***** Stored records

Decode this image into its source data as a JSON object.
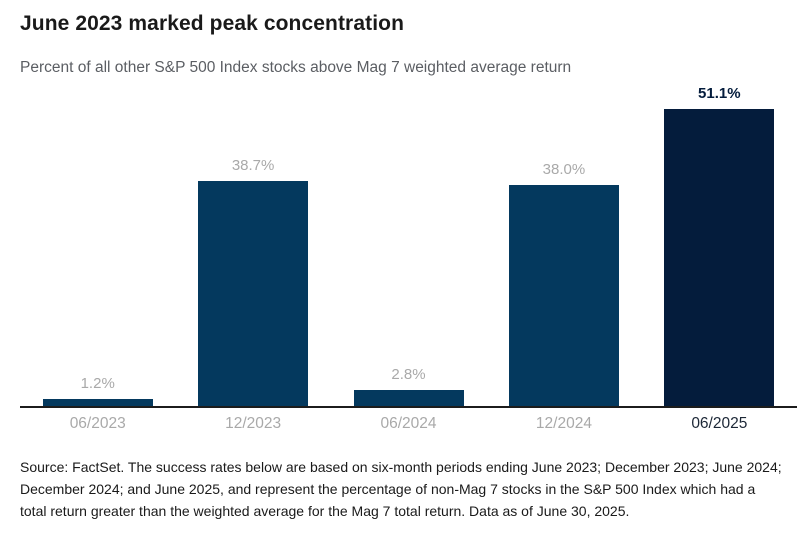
{
  "header": {
    "title": "June 2023 marked peak concentration",
    "subtitle": "Percent of all other S&P 500 Index stocks above Mag 7 weighted average return"
  },
  "chart_data": {
    "type": "bar",
    "title": "June 2023 marked peak concentration",
    "subtitle": "Percent of all other S&P 500 Index stocks above Mag 7 weighted average return",
    "categories": [
      "06/2023",
      "12/2023",
      "06/2024",
      "12/2024",
      "06/2025"
    ],
    "values": [
      1.2,
      38.7,
      2.8,
      38.0,
      51.1
    ],
    "data_labels": [
      "1.2%",
      "38.7%",
      "2.8%",
      "38.0%",
      "51.1%"
    ],
    "highlight_index": 4,
    "xlabel": "",
    "ylabel": "",
    "ylim": [
      0,
      55
    ],
    "grid": false,
    "legend": "none",
    "colors": {
      "bar": "#04395e",
      "bar_highlight": "#041c3c",
      "data_label": "#a9a9a9",
      "data_label_highlight": "#041c3c",
      "tick_label": "#a9a9a9",
      "tick_label_highlight": "#1c2736",
      "axis_line": "#1c1c1c"
    }
  },
  "footer": {
    "source": "Source: FactSet. The success rates below are based on six-month periods ending June 2023; December 2023; June 2024; December 2024; and June 2025, and represent the percentage of non-Mag 7 stocks in the S&P 500 Index which had a total return greater than the weighted average for the Mag 7 total return. Data as of June 30, 2025."
  }
}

**********

- Your instructions -
Which lines contain "subtitle"? Copy each of them.

- Reply to the task -
    "subtitle": "Percent of all other S&P 500 Index stocks above Mag 7 weighted average return"
    "subtitle": "Percent of all other S&P 500 Index stocks above Mag 7 weighted average return",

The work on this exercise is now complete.